Stored data:
▼▼▼

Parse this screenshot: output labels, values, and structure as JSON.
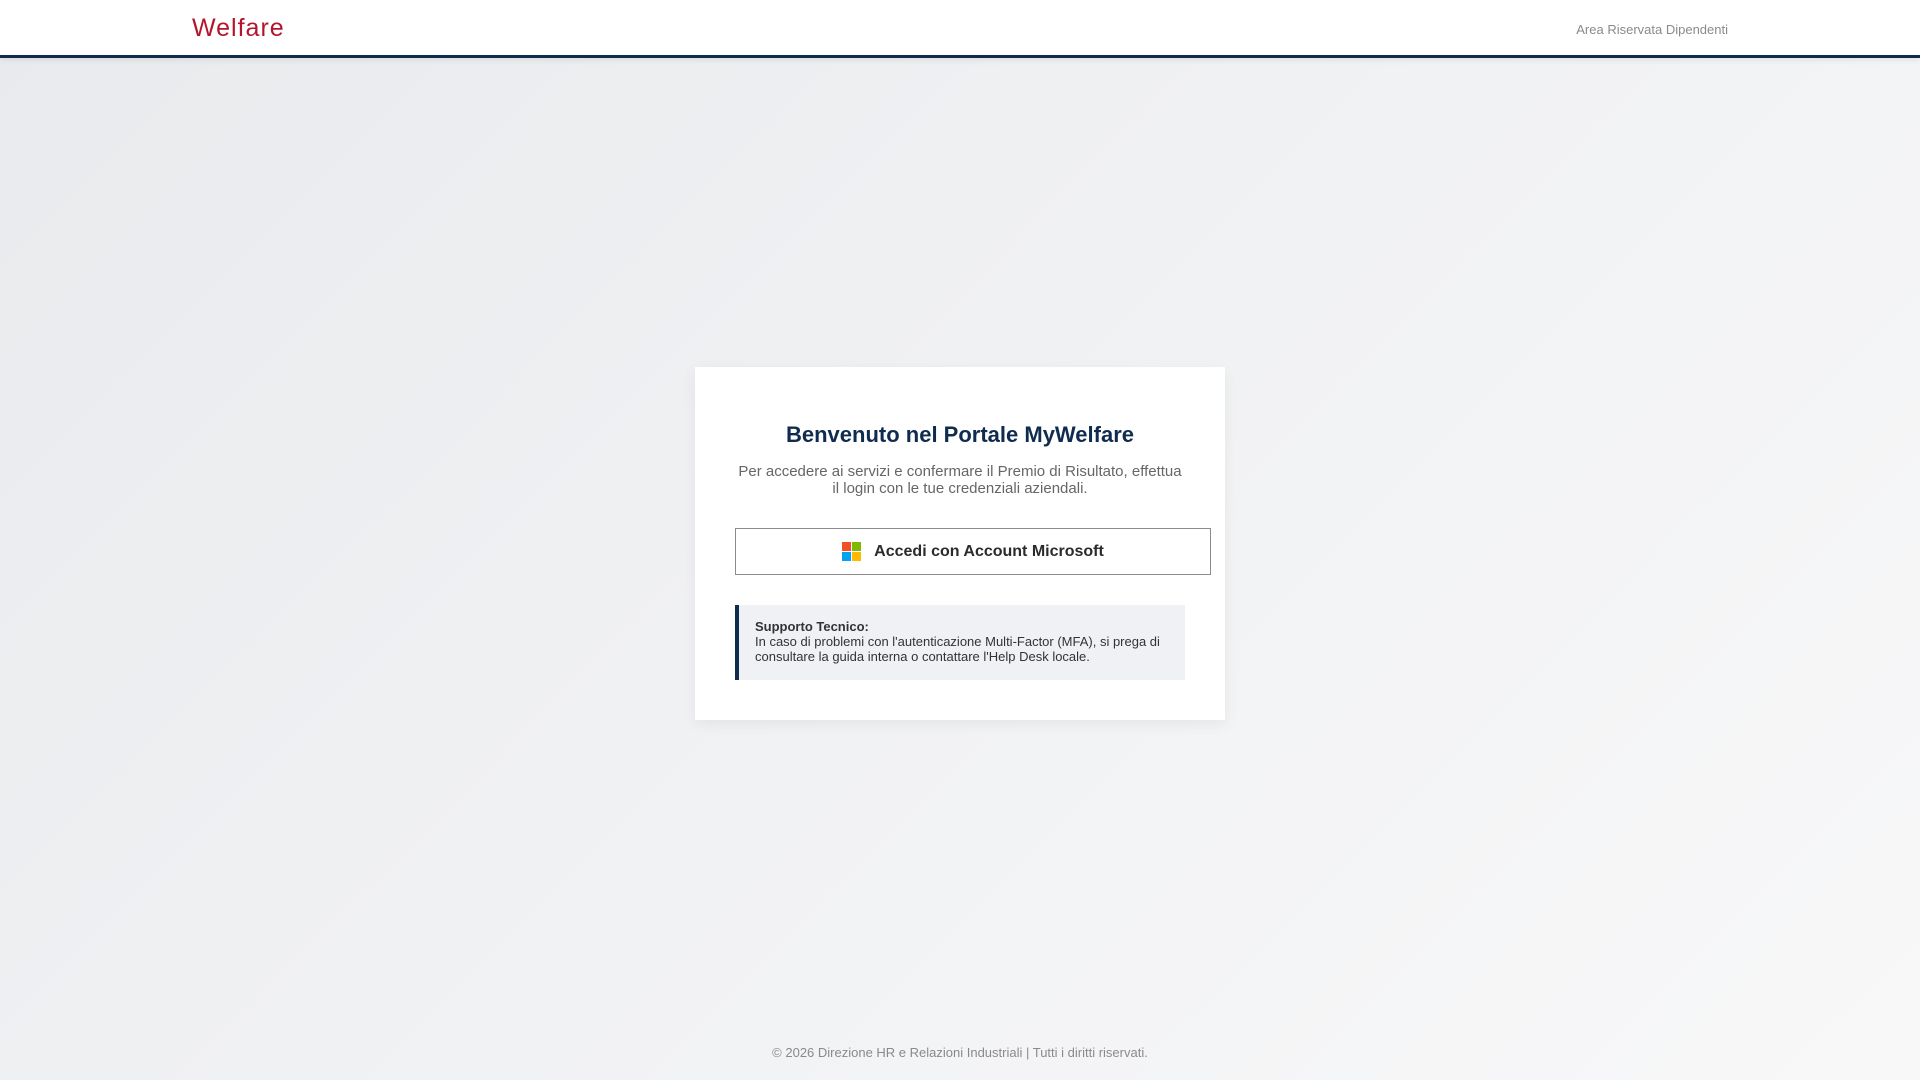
{
  "header": {
    "brand": "Welfare",
    "area_label": "Area Riservata Dipendenti"
  },
  "login_card": {
    "title": "Benvenuto nel Portale MyWelfare",
    "subtitle": "Per accedere ai servizi e confermare il Premio di Risultato, effettua il login con le tue credenziali aziendali.",
    "microsoft_button": {
      "label": "Accedi con Account Microsoft",
      "icon": "microsoft-logo-icon",
      "logo_colors": [
        "#f25022",
        "#7fba00",
        "#00a4ef",
        "#ffb900"
      ]
    },
    "support": {
      "title": "Supporto Tecnico:",
      "text": "In caso di problemi con l'autenticazione Multi-Factor (MFA), si prega di consultare la guida interna o contattare l'Help Desk locale."
    }
  },
  "footer": {
    "text": "© 2026 Direzione HR e Relazioni Industriali | Tutti i diritti riservati."
  },
  "colors": {
    "brand": "#b5152b",
    "primary": "#0f2c4f"
  }
}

▲▲▲

- [GOAL] Read the entries and show each line that mentions "text".

- [FULL OUTPUT]
      "text": "In caso di problemi con l'autenticazione Multi-Factor (MFA), si prega di consultare la guida interna o contattare l'Help Desk locale."
    "text": "© 2026 Direzione HR e Relazioni Industriali | Tutti i diritti riservati."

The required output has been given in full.